TASK DESCRIPTION: Output every line of the data exactly as it appears.

EXERCISE MATERIAL:

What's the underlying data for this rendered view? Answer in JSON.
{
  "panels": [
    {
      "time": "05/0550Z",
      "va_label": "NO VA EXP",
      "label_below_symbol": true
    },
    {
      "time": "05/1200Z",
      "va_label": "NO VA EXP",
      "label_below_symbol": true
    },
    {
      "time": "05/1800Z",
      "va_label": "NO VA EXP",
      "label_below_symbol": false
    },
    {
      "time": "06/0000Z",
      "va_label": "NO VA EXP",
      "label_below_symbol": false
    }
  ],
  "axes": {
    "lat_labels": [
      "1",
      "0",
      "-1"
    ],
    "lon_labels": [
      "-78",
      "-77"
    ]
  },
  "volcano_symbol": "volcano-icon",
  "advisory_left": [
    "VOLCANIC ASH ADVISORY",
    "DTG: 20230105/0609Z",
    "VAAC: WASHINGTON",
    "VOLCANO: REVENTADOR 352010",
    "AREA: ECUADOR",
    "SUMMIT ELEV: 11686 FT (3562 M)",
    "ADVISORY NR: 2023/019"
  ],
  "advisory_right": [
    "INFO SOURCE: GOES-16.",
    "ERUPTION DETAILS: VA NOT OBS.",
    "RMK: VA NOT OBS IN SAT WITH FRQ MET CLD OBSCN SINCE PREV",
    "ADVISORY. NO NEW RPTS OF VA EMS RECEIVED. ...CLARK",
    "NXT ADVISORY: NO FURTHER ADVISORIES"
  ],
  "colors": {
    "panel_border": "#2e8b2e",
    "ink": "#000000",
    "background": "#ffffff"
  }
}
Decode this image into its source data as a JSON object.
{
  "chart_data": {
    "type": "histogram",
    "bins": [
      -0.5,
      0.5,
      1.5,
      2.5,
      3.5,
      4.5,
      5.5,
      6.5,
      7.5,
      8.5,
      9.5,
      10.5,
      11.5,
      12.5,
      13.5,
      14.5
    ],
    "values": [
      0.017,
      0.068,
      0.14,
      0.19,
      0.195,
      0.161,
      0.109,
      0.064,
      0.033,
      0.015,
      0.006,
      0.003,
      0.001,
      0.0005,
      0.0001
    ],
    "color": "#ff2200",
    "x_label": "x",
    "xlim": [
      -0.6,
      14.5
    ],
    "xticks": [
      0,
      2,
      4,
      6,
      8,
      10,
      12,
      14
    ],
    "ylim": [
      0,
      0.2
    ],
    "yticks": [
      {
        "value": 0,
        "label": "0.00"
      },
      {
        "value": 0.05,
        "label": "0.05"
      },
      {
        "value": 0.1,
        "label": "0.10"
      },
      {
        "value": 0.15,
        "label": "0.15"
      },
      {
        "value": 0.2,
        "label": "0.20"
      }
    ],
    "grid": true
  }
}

EXERCISE ANSWER:
What's the underlying data for this rendered view? Answer in JSON.
{
  "panels": [
    {
      "time": "05/0550Z",
      "va_label": "NO VA EXP",
      "label_below_symbol": true
    },
    {
      "time": "05/1200Z",
      "va_label": "NO VA EXP",
      "label_below_symbol": true
    },
    {
      "time": "05/1800Z",
      "va_label": "NO VA EXP",
      "label_below_symbol": false
    },
    {
      "time": "06/0000Z",
      "va_label": "NO VA EXP",
      "label_below_symbol": false
    }
  ],
  "axes": {
    "lat_labels": [
      "1",
      "0",
      "-1"
    ],
    "lon_labels": [
      "-78",
      "-77"
    ]
  },
  "volcano_symbol": "volcano-icon",
  "advisory_left": [
    "VOLCANIC ASH ADVISORY",
    "DTG: 20230105/0609Z",
    "VAAC: WASHINGTON",
    "VOLCANO: REVENTADOR 352010",
    "AREA: ECUADOR",
    "SUMMIT ELEV: 11686 FT (3562 M)",
    "ADVISORY NR: 2023/019"
  ],
  "advisory_right": [
    "INFO SOURCE: GOES-16.",
    "ERUPTION DETAILS: VA NOT OBS.",
    "RMK: VA NOT OBS IN SAT WITH FRQ MET CLD OBSCN SINCE PREV",
    "ADVISORY. NO NEW RPTS OF VA EMS RECEIVED. ...CLARK",
    "NXT ADVISORY: NO FURTHER ADVISORIES"
  ],
  "colors": {
    "panel_border": "#2e8b2e",
    "ink": "#000000",
    "background": "#ffffff"
  }
}
Decode this image into its source data as a JSON object.
{
  "chart_data": {
    "type": "histogram",
    "bins": [
      -0.5,
      0.5,
      1.5,
      2.5,
      3.5,
      4.5,
      5.5,
      6.5,
      7.5,
      8.5,
      9.5,
      10.5,
      11.5,
      12.5,
      13.5,
      14.5
    ],
    "values": [
      0.017,
      0.068,
      0.14,
      0.19,
      0.195,
      0.161,
      0.109,
      0.064,
      0.033,
      0.015,
      0.006,
      0.003,
      0.001,
      0.0005,
      0.0001
    ],
    "color": "#ff2200",
    "x_label": "x",
    "xlim": [
      -0.6,
      14.5
    ],
    "xticks": [
      0,
      2,
      4,
      6,
      8,
      10,
      12,
      14
    ],
    "ylim": [
      0,
      0.2
    ],
    "yticks": [
      {
        "value": 0,
        "label": "0.00"
      },
      {
        "value": 0.05,
        "label": "0.05"
      },
      {
        "value": 0.1,
        "label": "0.10"
      },
      {
        "value": 0.15,
        "label": "0.15"
      },
      {
        "value": 0.2,
        "label": "0.20"
      }
    ],
    "grid": true
  }
}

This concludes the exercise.